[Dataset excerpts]

○ ○ ○ ○ ○

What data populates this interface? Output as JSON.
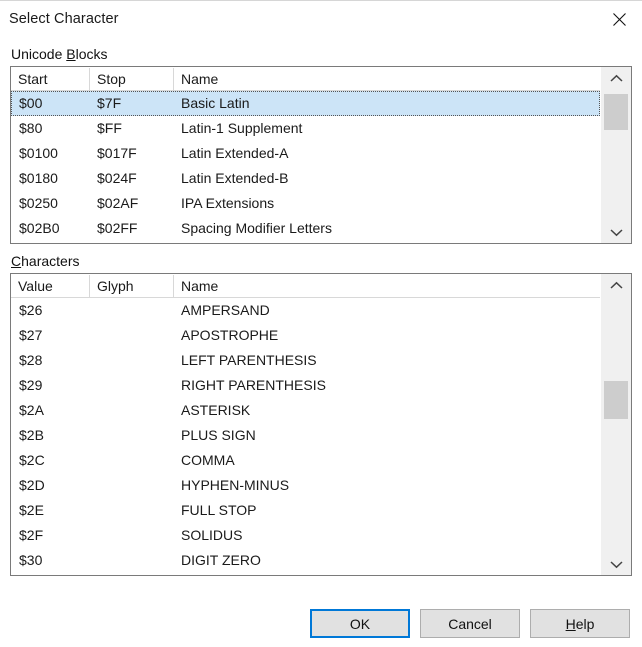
{
  "window": {
    "title": "Select Character",
    "close_icon": "close-icon"
  },
  "unicode_blocks": {
    "label": "Unicode Blocks",
    "mnemonic": "B",
    "label_before": "Unicode ",
    "label_after": "locks",
    "columns": [
      "Start",
      "Stop",
      "Name"
    ],
    "rows": [
      {
        "start": "$00",
        "stop": "$7F",
        "name": "Basic Latin",
        "selected": true
      },
      {
        "start": "$80",
        "stop": "$FF",
        "name": "Latin-1 Supplement",
        "selected": false
      },
      {
        "start": "$0100",
        "stop": "$017F",
        "name": "Latin Extended-A",
        "selected": false
      },
      {
        "start": "$0180",
        "stop": "$024F",
        "name": "Latin Extended-B",
        "selected": false
      },
      {
        "start": "$0250",
        "stop": "$02AF",
        "name": "IPA Extensions",
        "selected": false
      },
      {
        "start": "$02B0",
        "stop": "$02FF",
        "name": "Spacing Modifier Letters",
        "selected": false
      }
    ],
    "scrollbar": {
      "up_icon": "chevron-up-icon",
      "down_icon": "chevron-down-icon",
      "thumb_top_pct": 4,
      "thumb_height_pct": 27
    }
  },
  "characters": {
    "label": "Characters",
    "mnemonic": "C",
    "label_before": "",
    "label_after": "haracters",
    "columns": [
      "Value",
      "Glyph",
      "Name"
    ],
    "rows": [
      {
        "value": "$26",
        "glyph": "",
        "name": "AMPERSAND",
        "selected": false
      },
      {
        "value": "$27",
        "glyph": "",
        "name": "APOSTROPHE",
        "selected": false
      },
      {
        "value": "$28",
        "glyph": "",
        "name": "LEFT PARENTHESIS",
        "selected": false
      },
      {
        "value": "$29",
        "glyph": "",
        "name": "RIGHT PARENTHESIS",
        "selected": false
      },
      {
        "value": "$2A",
        "glyph": "",
        "name": "ASTERISK",
        "selected": false
      },
      {
        "value": "$2B",
        "glyph": "",
        "name": "PLUS SIGN",
        "selected": false
      },
      {
        "value": "$2C",
        "glyph": "",
        "name": "COMMA",
        "selected": false
      },
      {
        "value": "$2D",
        "glyph": "",
        "name": "HYPHEN-MINUS",
        "selected": false
      },
      {
        "value": "$2E",
        "glyph": "",
        "name": "FULL STOP",
        "selected": false
      },
      {
        "value": "$2F",
        "glyph": "",
        "name": "SOLIDUS",
        "selected": false
      },
      {
        "value": "$30",
        "glyph": "",
        "name": "DIGIT ZERO",
        "selected": false
      }
    ],
    "scrollbar": {
      "up_icon": "chevron-up-icon",
      "down_icon": "chevron-down-icon",
      "thumb_top_pct": 33,
      "thumb_height_pct": 15
    }
  },
  "buttons": {
    "ok": "OK",
    "cancel": "Cancel",
    "help_before": "",
    "help_mnemonic": "H",
    "help_after": "elp"
  },
  "colors": {
    "selection": "#cce4f7",
    "focus_border": "#0078d7",
    "button_face": "#e1e1e1",
    "scrollbar_track": "#f0f0f0",
    "scrollbar_thumb": "#cdcdcd"
  }
}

○ ○ ○ ○ ○

- _Exercise brief_
Leave out the pictures and repeat everything else in the records exactly.

- _Problem solution_
What data populates this interface? Output as JSON.
{
  "window": {
    "title": "Select Character",
    "close_icon": "close-icon"
  },
  "unicode_blocks": {
    "label": "Unicode Blocks",
    "mnemonic": "B",
    "label_before": "Unicode ",
    "label_after": "locks",
    "columns": [
      "Start",
      "Stop",
      "Name"
    ],
    "rows": [
      {
        "start": "$00",
        "stop": "$7F",
        "name": "Basic Latin",
        "selected": true
      },
      {
        "start": "$80",
        "stop": "$FF",
        "name": "Latin-1 Supplement",
        "selected": false
      },
      {
        "start": "$0100",
        "stop": "$017F",
        "name": "Latin Extended-A",
        "selected": false
      },
      {
        "start": "$0180",
        "stop": "$024F",
        "name": "Latin Extended-B",
        "selected": false
      },
      {
        "start": "$0250",
        "stop": "$02AF",
        "name": "IPA Extensions",
        "selected": false
      },
      {
        "start": "$02B0",
        "stop": "$02FF",
        "name": "Spacing Modifier Letters",
        "selected": false
      }
    ],
    "scrollbar": {
      "up_icon": "chevron-up-icon",
      "down_icon": "chevron-down-icon",
      "thumb_top_pct": 4,
      "thumb_height_pct": 27
    }
  },
  "characters": {
    "label": "Characters",
    "mnemonic": "C",
    "label_before": "",
    "label_after": "haracters",
    "columns": [
      "Value",
      "Glyph",
      "Name"
    ],
    "rows": [
      {
        "value": "$26",
        "glyph": "",
        "name": "AMPERSAND",
        "selected": false
      },
      {
        "value": "$27",
        "glyph": "",
        "name": "APOSTROPHE",
        "selected": false
      },
      {
        "value": "$28",
        "glyph": "",
        "name": "LEFT PARENTHESIS",
        "selected": false
      },
      {
        "value": "$29",
        "glyph": "",
        "name": "RIGHT PARENTHESIS",
        "selected": false
      },
      {
        "value": "$2A",
        "glyph": "",
        "name": "ASTERISK",
        "selected": false
      },
      {
        "value": "$2B",
        "glyph": "",
        "name": "PLUS SIGN",
        "selected": false
      },
      {
        "value": "$2C",
        "glyph": "",
        "name": "COMMA",
        "selected": false
      },
      {
        "value": "$2D",
        "glyph": "",
        "name": "HYPHEN-MINUS",
        "selected": false
      },
      {
        "value": "$2E",
        "glyph": "",
        "name": "FULL STOP",
        "selected": false
      },
      {
        "value": "$2F",
        "glyph": "",
        "name": "SOLIDUS",
        "selected": false
      },
      {
        "value": "$30",
        "glyph": "",
        "name": "DIGIT ZERO",
        "selected": false
      }
    ],
    "scrollbar": {
      "up_icon": "chevron-up-icon",
      "down_icon": "chevron-down-icon",
      "thumb_top_pct": 33,
      "thumb_height_pct": 15
    }
  },
  "buttons": {
    "ok": "OK",
    "cancel": "Cancel",
    "help_before": "",
    "help_mnemonic": "H",
    "help_after": "elp"
  },
  "colors": {
    "selection": "#cce4f7",
    "focus_border": "#0078d7",
    "button_face": "#e1e1e1",
    "scrollbar_track": "#f0f0f0",
    "scrollbar_thumb": "#cdcdcd"
  }
}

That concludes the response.